DATASET RECORDS
──────────

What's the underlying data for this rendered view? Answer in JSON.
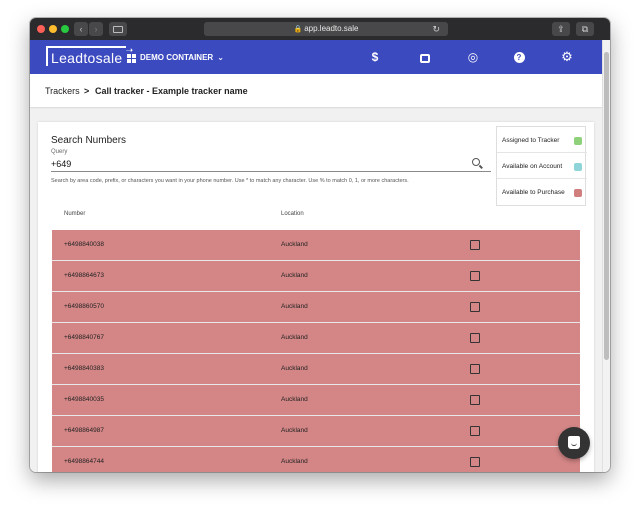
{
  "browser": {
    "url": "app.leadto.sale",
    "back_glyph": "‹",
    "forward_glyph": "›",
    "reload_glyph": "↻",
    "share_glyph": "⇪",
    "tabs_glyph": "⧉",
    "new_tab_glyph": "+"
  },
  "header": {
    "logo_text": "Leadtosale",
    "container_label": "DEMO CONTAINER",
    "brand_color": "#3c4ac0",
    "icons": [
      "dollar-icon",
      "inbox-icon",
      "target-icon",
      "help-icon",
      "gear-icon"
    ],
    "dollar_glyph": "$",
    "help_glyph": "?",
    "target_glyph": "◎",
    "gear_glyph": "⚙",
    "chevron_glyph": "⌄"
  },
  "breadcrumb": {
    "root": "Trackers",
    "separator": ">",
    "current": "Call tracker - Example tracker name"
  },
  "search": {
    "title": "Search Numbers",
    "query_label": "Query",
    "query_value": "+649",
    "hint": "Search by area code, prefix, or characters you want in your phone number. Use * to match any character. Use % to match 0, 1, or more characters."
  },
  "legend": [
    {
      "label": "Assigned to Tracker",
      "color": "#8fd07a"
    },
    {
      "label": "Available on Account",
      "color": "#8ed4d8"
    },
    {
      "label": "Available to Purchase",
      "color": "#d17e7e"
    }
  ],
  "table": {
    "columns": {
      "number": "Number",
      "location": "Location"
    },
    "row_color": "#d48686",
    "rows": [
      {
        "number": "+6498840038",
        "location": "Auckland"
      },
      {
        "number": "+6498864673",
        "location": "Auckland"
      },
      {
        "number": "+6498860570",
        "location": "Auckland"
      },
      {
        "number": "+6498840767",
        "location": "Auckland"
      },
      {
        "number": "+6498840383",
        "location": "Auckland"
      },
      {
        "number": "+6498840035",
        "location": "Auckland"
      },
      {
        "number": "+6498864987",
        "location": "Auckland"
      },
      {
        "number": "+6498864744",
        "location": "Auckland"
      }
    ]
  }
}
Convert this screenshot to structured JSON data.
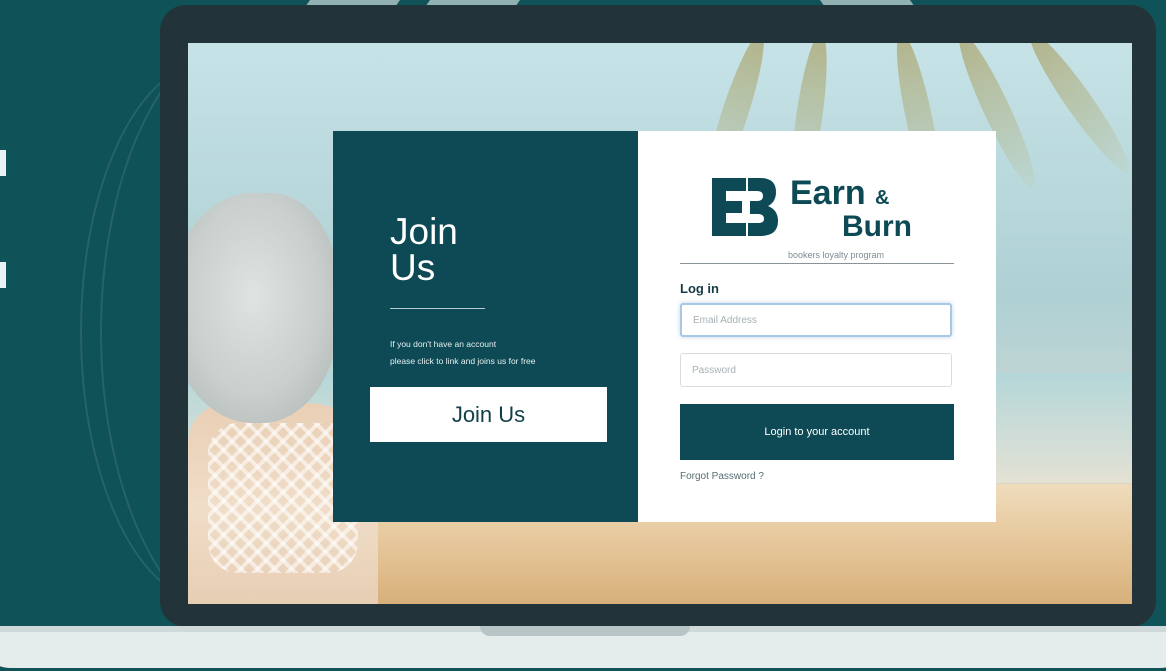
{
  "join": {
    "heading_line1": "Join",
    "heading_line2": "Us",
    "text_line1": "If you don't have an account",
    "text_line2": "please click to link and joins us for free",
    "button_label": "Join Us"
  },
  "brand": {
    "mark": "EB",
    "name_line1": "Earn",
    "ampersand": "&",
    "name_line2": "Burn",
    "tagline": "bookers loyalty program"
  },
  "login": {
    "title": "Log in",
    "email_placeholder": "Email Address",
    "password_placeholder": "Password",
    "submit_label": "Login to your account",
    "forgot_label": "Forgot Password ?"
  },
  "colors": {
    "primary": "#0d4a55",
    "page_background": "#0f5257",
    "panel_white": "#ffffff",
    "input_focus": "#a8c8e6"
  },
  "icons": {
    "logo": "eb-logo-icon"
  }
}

──────────

DIRECTION
All of the material above should be reproduced exactly, except the pictures.

RESPONSE TO THIS TASK
What's the underlying data for this rendered view? Answer in JSON.
{
  "browser": {
    "url": "app.leadto.sale",
    "back_glyph": "‹",
    "forward_glyph": "›",
    "reload_glyph": "↻",
    "share_glyph": "⇪",
    "tabs_glyph": "⧉",
    "new_tab_glyph": "+"
  },
  "header": {
    "logo_text": "Leadtosale",
    "container_label": "DEMO CONTAINER",
    "brand_color": "#3c4ac0",
    "icons": [
      "dollar-icon",
      "inbox-icon",
      "target-icon",
      "help-icon",
      "gear-icon"
    ],
    "dollar_glyph": "$",
    "help_glyph": "?",
    "target_glyph": "◎",
    "gear_glyph": "⚙",
    "chevron_glyph": "⌄"
  },
  "breadcrumb": {
    "root": "Trackers",
    "separator": ">",
    "current": "Call tracker - Example tracker name"
  },
  "search": {
    "title": "Search Numbers",
    "query_label": "Query",
    "query_value": "+649",
    "hint": "Search by area code, prefix, or characters you want in your phone number. Use * to match any character. Use % to match 0, 1, or more characters."
  },
  "legend": [
    {
      "label": "Assigned to Tracker",
      "color": "#8fd07a"
    },
    {
      "label": "Available on Account",
      "color": "#8ed4d8"
    },
    {
      "label": "Available to Purchase",
      "color": "#d17e7e"
    }
  ],
  "table": {
    "columns": {
      "number": "Number",
      "location": "Location"
    },
    "row_color": "#d48686",
    "rows": [
      {
        "number": "+6498840038",
        "location": "Auckland"
      },
      {
        "number": "+6498864673",
        "location": "Auckland"
      },
      {
        "number": "+6498860570",
        "location": "Auckland"
      },
      {
        "number": "+6498840767",
        "location": "Auckland"
      },
      {
        "number": "+6498840383",
        "location": "Auckland"
      },
      {
        "number": "+6498840035",
        "location": "Auckland"
      },
      {
        "number": "+6498864987",
        "location": "Auckland"
      },
      {
        "number": "+6498864744",
        "location": "Auckland"
      }
    ]
  }
}
Convert this screenshot to structured JSON data.
{
  "join": {
    "heading_line1": "Join",
    "heading_line2": "Us",
    "text_line1": "If you don't have an account",
    "text_line2": "please click to link and joins us for free",
    "button_label": "Join Us"
  },
  "brand": {
    "mark": "EB",
    "name_line1": "Earn",
    "ampersand": "&",
    "name_line2": "Burn",
    "tagline": "bookers loyalty program"
  },
  "login": {
    "title": "Log in",
    "email_placeholder": "Email Address",
    "password_placeholder": "Password",
    "submit_label": "Login to your account",
    "forgot_label": "Forgot Password ?"
  },
  "colors": {
    "primary": "#0d4a55",
    "page_background": "#0f5257",
    "panel_white": "#ffffff",
    "input_focus": "#a8c8e6"
  },
  "icons": {
    "logo": "eb-logo-icon"
  }
}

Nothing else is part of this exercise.